[Start of DATA FOR PROCESSING]

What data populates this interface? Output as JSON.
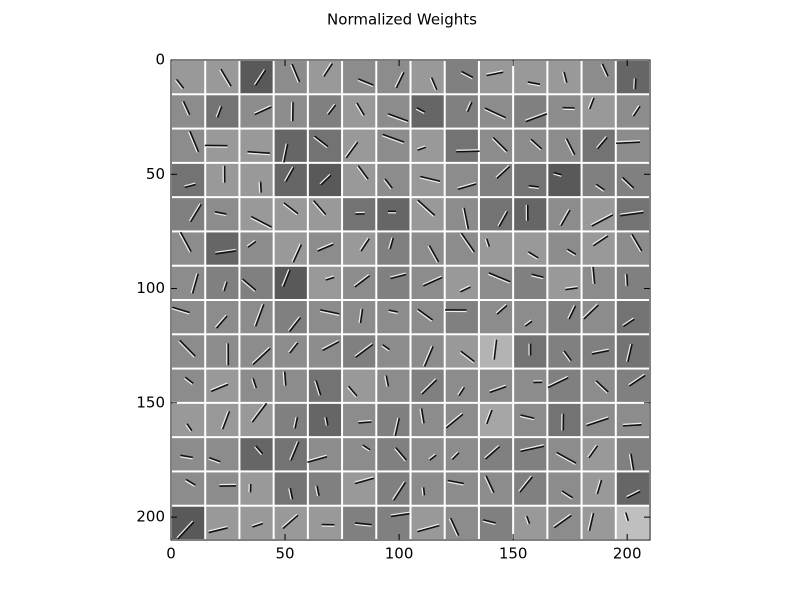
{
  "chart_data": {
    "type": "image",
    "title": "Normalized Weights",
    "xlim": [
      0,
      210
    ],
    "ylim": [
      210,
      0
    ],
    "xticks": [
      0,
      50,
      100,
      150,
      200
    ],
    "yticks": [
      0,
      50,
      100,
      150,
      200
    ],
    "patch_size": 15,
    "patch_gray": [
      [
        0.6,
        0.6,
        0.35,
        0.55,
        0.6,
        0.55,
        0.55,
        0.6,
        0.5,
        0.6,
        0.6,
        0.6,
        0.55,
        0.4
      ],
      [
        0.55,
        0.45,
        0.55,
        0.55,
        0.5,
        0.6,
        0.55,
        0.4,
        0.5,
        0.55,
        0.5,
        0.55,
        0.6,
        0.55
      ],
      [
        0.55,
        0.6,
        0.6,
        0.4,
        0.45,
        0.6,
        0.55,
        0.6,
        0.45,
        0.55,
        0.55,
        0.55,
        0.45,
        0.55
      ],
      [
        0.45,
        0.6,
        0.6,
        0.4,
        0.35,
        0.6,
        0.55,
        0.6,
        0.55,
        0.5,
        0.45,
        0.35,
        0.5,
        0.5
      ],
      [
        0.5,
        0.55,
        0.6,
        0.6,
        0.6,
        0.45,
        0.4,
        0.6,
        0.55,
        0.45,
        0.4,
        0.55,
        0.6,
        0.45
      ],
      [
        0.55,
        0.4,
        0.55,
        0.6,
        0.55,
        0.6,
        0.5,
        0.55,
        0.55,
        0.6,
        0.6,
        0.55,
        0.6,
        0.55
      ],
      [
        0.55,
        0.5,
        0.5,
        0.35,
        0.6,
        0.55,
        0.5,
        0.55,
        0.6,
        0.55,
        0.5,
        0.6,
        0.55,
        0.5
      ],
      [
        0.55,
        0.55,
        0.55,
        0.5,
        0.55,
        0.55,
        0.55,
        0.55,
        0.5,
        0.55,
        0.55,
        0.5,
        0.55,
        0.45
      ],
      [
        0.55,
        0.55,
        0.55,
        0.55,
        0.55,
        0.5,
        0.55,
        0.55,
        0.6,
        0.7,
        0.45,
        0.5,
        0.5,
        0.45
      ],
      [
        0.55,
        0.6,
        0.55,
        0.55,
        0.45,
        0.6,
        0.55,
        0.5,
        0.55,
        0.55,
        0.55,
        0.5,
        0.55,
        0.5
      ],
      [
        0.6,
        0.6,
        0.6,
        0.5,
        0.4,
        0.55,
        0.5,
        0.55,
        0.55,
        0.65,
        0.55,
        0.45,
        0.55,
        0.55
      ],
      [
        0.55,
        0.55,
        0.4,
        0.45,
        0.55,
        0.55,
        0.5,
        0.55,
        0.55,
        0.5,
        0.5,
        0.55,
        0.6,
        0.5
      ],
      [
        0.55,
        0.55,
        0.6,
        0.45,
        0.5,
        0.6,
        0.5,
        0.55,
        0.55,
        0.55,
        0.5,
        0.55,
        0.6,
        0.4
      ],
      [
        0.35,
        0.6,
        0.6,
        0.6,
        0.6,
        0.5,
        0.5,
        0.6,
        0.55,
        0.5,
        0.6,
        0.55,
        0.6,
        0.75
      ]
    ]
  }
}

[End of DATA FOR PROCESSING]

All of the material above is to be copied exactly, except for its images.

TASK SOLUTION:
What data populates this interface? Output as JSON.
{
  "chart_data": {
    "type": "image",
    "title": "Normalized Weights",
    "xlim": [
      0,
      210
    ],
    "ylim": [
      210,
      0
    ],
    "xticks": [
      0,
      50,
      100,
      150,
      200
    ],
    "yticks": [
      0,
      50,
      100,
      150,
      200
    ],
    "patch_size": 15,
    "patch_gray": [
      [
        0.6,
        0.6,
        0.35,
        0.55,
        0.6,
        0.55,
        0.55,
        0.6,
        0.5,
        0.6,
        0.6,
        0.6,
        0.55,
        0.4
      ],
      [
        0.55,
        0.45,
        0.55,
        0.55,
        0.5,
        0.6,
        0.55,
        0.4,
        0.5,
        0.55,
        0.5,
        0.55,
        0.6,
        0.55
      ],
      [
        0.55,
        0.6,
        0.6,
        0.4,
        0.45,
        0.6,
        0.55,
        0.6,
        0.45,
        0.55,
        0.55,
        0.55,
        0.45,
        0.55
      ],
      [
        0.45,
        0.6,
        0.6,
        0.4,
        0.35,
        0.6,
        0.55,
        0.6,
        0.55,
        0.5,
        0.45,
        0.35,
        0.5,
        0.5
      ],
      [
        0.5,
        0.55,
        0.6,
        0.6,
        0.6,
        0.45,
        0.4,
        0.6,
        0.55,
        0.45,
        0.4,
        0.55,
        0.6,
        0.45
      ],
      [
        0.55,
        0.4,
        0.55,
        0.6,
        0.55,
        0.6,
        0.5,
        0.55,
        0.55,
        0.6,
        0.6,
        0.55,
        0.6,
        0.55
      ],
      [
        0.55,
        0.5,
        0.5,
        0.35,
        0.6,
        0.55,
        0.5,
        0.55,
        0.6,
        0.55,
        0.5,
        0.6,
        0.55,
        0.5
      ],
      [
        0.55,
        0.55,
        0.55,
        0.5,
        0.55,
        0.55,
        0.55,
        0.55,
        0.5,
        0.55,
        0.55,
        0.5,
        0.55,
        0.45
      ],
      [
        0.55,
        0.55,
        0.55,
        0.55,
        0.55,
        0.5,
        0.55,
        0.55,
        0.6,
        0.7,
        0.45,
        0.5,
        0.5,
        0.45
      ],
      [
        0.55,
        0.6,
        0.55,
        0.55,
        0.45,
        0.6,
        0.55,
        0.5,
        0.55,
        0.55,
        0.55,
        0.5,
        0.55,
        0.5
      ],
      [
        0.6,
        0.6,
        0.6,
        0.5,
        0.4,
        0.55,
        0.5,
        0.55,
        0.55,
        0.65,
        0.55,
        0.45,
        0.55,
        0.55
      ],
      [
        0.55,
        0.55,
        0.4,
        0.45,
        0.55,
        0.55,
        0.5,
        0.55,
        0.55,
        0.5,
        0.5,
        0.55,
        0.6,
        0.5
      ],
      [
        0.55,
        0.55,
        0.6,
        0.45,
        0.5,
        0.6,
        0.5,
        0.55,
        0.55,
        0.55,
        0.5,
        0.55,
        0.6,
        0.4
      ],
      [
        0.35,
        0.6,
        0.6,
        0.6,
        0.6,
        0.5,
        0.5,
        0.6,
        0.55,
        0.5,
        0.6,
        0.55,
        0.6,
        0.75
      ]
    ]
  }
}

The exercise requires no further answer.